**WRITTEN INSTRUCTION**
Filter the entries below, keeping only lines with the word "would".

**DATASET ROWS**
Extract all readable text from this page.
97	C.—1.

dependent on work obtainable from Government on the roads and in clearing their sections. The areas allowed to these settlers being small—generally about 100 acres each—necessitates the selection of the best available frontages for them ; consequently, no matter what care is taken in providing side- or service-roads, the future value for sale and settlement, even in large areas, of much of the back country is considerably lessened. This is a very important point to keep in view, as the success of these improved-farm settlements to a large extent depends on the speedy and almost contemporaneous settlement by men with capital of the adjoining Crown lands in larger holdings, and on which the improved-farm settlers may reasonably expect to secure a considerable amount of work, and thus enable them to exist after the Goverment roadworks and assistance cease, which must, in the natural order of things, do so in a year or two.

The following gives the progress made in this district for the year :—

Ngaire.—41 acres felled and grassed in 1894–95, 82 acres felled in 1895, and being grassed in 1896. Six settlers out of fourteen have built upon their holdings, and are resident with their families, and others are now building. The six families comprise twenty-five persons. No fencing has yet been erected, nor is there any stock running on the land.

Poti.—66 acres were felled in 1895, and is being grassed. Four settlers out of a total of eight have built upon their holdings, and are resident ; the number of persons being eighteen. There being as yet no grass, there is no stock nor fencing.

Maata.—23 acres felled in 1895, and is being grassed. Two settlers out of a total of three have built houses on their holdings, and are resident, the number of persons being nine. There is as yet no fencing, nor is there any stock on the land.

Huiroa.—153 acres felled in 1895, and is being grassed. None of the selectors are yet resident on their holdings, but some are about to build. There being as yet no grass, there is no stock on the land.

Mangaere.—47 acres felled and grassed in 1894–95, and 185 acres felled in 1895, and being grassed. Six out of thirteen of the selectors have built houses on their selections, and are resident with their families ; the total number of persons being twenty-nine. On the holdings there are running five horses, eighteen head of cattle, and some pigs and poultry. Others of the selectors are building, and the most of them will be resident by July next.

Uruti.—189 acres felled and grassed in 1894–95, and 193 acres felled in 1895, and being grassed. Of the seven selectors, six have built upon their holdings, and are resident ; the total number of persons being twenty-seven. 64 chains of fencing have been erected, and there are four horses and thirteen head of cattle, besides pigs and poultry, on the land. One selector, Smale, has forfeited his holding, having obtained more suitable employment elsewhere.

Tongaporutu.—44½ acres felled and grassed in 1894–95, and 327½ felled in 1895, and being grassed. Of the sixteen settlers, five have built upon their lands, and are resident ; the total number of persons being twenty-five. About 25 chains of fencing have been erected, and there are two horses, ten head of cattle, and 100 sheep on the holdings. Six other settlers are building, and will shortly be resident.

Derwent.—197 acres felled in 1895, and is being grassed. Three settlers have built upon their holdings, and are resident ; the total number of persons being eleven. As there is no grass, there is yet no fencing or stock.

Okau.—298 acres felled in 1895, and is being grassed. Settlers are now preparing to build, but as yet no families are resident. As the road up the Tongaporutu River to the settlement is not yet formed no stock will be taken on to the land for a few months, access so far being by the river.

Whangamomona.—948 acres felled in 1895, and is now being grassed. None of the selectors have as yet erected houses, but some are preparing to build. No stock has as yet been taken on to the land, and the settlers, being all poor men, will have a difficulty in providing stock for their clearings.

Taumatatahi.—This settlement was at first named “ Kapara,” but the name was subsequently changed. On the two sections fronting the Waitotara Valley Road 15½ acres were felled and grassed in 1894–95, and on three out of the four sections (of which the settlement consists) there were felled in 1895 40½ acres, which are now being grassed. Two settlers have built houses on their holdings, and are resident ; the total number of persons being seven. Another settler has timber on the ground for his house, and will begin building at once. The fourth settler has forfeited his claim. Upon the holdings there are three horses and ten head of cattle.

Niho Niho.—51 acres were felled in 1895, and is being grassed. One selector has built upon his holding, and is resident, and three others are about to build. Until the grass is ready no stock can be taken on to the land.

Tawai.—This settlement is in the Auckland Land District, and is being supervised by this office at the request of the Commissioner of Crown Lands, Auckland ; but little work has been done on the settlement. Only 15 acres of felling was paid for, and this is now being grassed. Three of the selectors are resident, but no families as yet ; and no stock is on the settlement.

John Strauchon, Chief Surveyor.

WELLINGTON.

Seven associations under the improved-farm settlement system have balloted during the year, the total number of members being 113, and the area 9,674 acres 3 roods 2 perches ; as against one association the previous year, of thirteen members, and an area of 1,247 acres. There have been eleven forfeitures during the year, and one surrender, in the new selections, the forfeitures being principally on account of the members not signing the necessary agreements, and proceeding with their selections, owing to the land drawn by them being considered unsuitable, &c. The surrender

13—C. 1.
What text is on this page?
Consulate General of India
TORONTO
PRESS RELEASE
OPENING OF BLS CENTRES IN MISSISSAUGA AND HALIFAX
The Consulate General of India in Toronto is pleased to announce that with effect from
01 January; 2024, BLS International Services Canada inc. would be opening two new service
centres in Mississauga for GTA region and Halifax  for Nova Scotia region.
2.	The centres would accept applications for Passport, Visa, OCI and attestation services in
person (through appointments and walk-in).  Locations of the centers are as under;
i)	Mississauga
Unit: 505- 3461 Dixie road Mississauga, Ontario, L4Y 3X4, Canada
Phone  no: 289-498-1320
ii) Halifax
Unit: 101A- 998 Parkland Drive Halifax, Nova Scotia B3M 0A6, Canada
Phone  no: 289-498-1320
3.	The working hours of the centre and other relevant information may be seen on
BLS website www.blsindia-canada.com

**ANSWER BELOW**
01 January; 2024, BLS International Services Canada inc. would be opening two new service
2.	The centres would accept applications for Passport, Visa, OCI and attestation services in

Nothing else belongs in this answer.